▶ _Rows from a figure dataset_

· · · ·

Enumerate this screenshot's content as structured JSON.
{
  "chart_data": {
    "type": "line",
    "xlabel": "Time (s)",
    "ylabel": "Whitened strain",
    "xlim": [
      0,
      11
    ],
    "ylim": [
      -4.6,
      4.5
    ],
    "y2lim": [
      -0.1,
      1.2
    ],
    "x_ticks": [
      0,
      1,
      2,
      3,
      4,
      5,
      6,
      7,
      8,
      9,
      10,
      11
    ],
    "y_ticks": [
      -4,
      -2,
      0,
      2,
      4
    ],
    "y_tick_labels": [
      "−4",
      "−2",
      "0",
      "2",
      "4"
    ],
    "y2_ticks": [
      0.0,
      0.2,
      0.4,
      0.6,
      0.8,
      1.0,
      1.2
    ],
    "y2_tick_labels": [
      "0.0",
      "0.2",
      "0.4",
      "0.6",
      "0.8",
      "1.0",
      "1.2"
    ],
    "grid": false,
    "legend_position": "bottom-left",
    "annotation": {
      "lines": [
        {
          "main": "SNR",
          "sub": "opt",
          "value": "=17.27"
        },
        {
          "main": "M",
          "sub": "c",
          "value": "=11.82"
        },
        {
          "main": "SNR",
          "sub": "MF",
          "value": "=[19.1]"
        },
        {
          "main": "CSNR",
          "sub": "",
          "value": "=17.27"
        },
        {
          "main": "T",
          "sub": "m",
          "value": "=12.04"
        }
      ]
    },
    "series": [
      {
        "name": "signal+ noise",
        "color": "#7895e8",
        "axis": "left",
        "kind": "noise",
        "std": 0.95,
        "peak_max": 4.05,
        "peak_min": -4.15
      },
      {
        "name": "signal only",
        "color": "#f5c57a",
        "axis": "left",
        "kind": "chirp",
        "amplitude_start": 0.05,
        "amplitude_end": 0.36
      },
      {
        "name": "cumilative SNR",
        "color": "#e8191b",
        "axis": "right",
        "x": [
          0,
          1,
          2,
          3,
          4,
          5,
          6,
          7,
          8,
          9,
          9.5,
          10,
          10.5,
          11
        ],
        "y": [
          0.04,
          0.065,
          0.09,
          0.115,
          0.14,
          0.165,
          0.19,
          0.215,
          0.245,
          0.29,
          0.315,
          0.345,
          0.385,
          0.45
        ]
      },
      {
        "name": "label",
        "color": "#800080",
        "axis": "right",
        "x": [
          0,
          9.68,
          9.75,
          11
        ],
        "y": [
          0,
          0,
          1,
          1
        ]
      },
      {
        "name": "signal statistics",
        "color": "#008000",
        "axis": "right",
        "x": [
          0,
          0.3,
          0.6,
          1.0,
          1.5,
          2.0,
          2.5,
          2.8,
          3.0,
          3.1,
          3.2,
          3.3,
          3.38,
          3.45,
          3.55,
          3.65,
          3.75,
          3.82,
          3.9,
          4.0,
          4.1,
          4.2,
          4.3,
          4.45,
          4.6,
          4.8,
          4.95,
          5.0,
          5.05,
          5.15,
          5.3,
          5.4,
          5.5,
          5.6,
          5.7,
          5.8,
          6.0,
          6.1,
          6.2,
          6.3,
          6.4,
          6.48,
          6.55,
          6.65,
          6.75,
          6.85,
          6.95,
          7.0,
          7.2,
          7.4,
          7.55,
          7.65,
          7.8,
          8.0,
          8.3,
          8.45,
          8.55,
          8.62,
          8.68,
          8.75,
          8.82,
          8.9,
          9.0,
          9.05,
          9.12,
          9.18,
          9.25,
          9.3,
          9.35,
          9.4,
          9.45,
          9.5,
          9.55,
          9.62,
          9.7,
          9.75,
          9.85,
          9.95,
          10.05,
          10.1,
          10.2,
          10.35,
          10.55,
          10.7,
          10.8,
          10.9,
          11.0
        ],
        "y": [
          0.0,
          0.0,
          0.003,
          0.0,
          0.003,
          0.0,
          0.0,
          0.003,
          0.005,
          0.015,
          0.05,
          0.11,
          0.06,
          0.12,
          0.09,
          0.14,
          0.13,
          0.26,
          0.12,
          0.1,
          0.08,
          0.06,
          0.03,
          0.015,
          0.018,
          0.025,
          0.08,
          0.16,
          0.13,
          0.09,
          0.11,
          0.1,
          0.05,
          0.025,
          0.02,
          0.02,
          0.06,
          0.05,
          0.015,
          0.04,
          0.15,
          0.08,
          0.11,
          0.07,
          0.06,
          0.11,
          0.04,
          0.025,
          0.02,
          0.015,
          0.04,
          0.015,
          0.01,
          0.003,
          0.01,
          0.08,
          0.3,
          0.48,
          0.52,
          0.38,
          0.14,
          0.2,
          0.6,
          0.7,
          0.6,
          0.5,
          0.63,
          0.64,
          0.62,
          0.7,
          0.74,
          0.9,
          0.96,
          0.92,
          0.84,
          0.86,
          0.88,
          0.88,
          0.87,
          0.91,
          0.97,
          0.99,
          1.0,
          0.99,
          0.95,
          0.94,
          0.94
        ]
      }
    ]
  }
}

· · · ·

▶ _GIVEN INSTRUCTION_
Print all of the entries exactly as they are written.

▶ _THE COMPLETED TASK_
Enumerate this screenshot's content as structured JSON.
{
  "chart_data": {
    "type": "line",
    "xlabel": "Time (s)",
    "ylabel": "Whitened strain",
    "xlim": [
      0,
      11
    ],
    "ylim": [
      -4.6,
      4.5
    ],
    "y2lim": [
      -0.1,
      1.2
    ],
    "x_ticks": [
      0,
      1,
      2,
      3,
      4,
      5,
      6,
      7,
      8,
      9,
      10,
      11
    ],
    "y_ticks": [
      -4,
      -2,
      0,
      2,
      4
    ],
    "y_tick_labels": [
      "−4",
      "−2",
      "0",
      "2",
      "4"
    ],
    "y2_ticks": [
      0.0,
      0.2,
      0.4,
      0.6,
      0.8,
      1.0,
      1.2
    ],
    "y2_tick_labels": [
      "0.0",
      "0.2",
      "0.4",
      "0.6",
      "0.8",
      "1.0",
      "1.2"
    ],
    "grid": false,
    "legend_position": "bottom-left",
    "annotation": {
      "lines": [
        {
          "main": "SNR",
          "sub": "opt",
          "value": "=17.27"
        },
        {
          "main": "M",
          "sub": "c",
          "value": "=11.82"
        },
        {
          "main": "SNR",
          "sub": "MF",
          "value": "=[19.1]"
        },
        {
          "main": "CSNR",
          "sub": "",
          "value": "=17.27"
        },
        {
          "main": "T",
          "sub": "m",
          "value": "=12.04"
        }
      ]
    },
    "series": [
      {
        "name": "signal+ noise",
        "color": "#7895e8",
        "axis": "left",
        "kind": "noise",
        "std": 0.95,
        "peak_max": 4.05,
        "peak_min": -4.15
      },
      {
        "name": "signal only",
        "color": "#f5c57a",
        "axis": "left",
        "kind": "chirp",
        "amplitude_start": 0.05,
        "amplitude_end": 0.36
      },
      {
        "name": "cumilative SNR",
        "color": "#e8191b",
        "axis": "right",
        "x": [
          0,
          1,
          2,
          3,
          4,
          5,
          6,
          7,
          8,
          9,
          9.5,
          10,
          10.5,
          11
        ],
        "y": [
          0.04,
          0.065,
          0.09,
          0.115,
          0.14,
          0.165,
          0.19,
          0.215,
          0.245,
          0.29,
          0.315,
          0.345,
          0.385,
          0.45
        ]
      },
      {
        "name": "label",
        "color": "#800080",
        "axis": "right",
        "x": [
          0,
          9.68,
          9.75,
          11
        ],
        "y": [
          0,
          0,
          1,
          1
        ]
      },
      {
        "name": "signal statistics",
        "color": "#008000",
        "axis": "right",
        "x": [
          0,
          0.3,
          0.6,
          1.0,
          1.5,
          2.0,
          2.5,
          2.8,
          3.0,
          3.1,
          3.2,
          3.3,
          3.38,
          3.45,
          3.55,
          3.65,
          3.75,
          3.82,
          3.9,
          4.0,
          4.1,
          4.2,
          4.3,
          4.45,
          4.6,
          4.8,
          4.95,
          5.0,
          5.05,
          5.15,
          5.3,
          5.4,
          5.5,
          5.6,
          5.7,
          5.8,
          6.0,
          6.1,
          6.2,
          6.3,
          6.4,
          6.48,
          6.55,
          6.65,
          6.75,
          6.85,
          6.95,
          7.0,
          7.2,
          7.4,
          7.55,
          7.65,
          7.8,
          8.0,
          8.3,
          8.45,
          8.55,
          8.62,
          8.68,
          8.75,
          8.82,
          8.9,
          9.0,
          9.05,
          9.12,
          9.18,
          9.25,
          9.3,
          9.35,
          9.4,
          9.45,
          9.5,
          9.55,
          9.62,
          9.7,
          9.75,
          9.85,
          9.95,
          10.05,
          10.1,
          10.2,
          10.35,
          10.55,
          10.7,
          10.8,
          10.9,
          11.0
        ],
        "y": [
          0.0,
          0.0,
          0.003,
          0.0,
          0.003,
          0.0,
          0.0,
          0.003,
          0.005,
          0.015,
          0.05,
          0.11,
          0.06,
          0.12,
          0.09,
          0.14,
          0.13,
          0.26,
          0.12,
          0.1,
          0.08,
          0.06,
          0.03,
          0.015,
          0.018,
          0.025,
          0.08,
          0.16,
          0.13,
          0.09,
          0.11,
          0.1,
          0.05,
          0.025,
          0.02,
          0.02,
          0.06,
          0.05,
          0.015,
          0.04,
          0.15,
          0.08,
          0.11,
          0.07,
          0.06,
          0.11,
          0.04,
          0.025,
          0.02,
          0.015,
          0.04,
          0.015,
          0.01,
          0.003,
          0.01,
          0.08,
          0.3,
          0.48,
          0.52,
          0.38,
          0.14,
          0.2,
          0.6,
          0.7,
          0.6,
          0.5,
          0.63,
          0.64,
          0.62,
          0.7,
          0.74,
          0.9,
          0.96,
          0.92,
          0.84,
          0.86,
          0.88,
          0.88,
          0.87,
          0.91,
          0.97,
          0.99,
          1.0,
          0.99,
          0.95,
          0.94,
          0.94
        ]
      }
    ]
  }
}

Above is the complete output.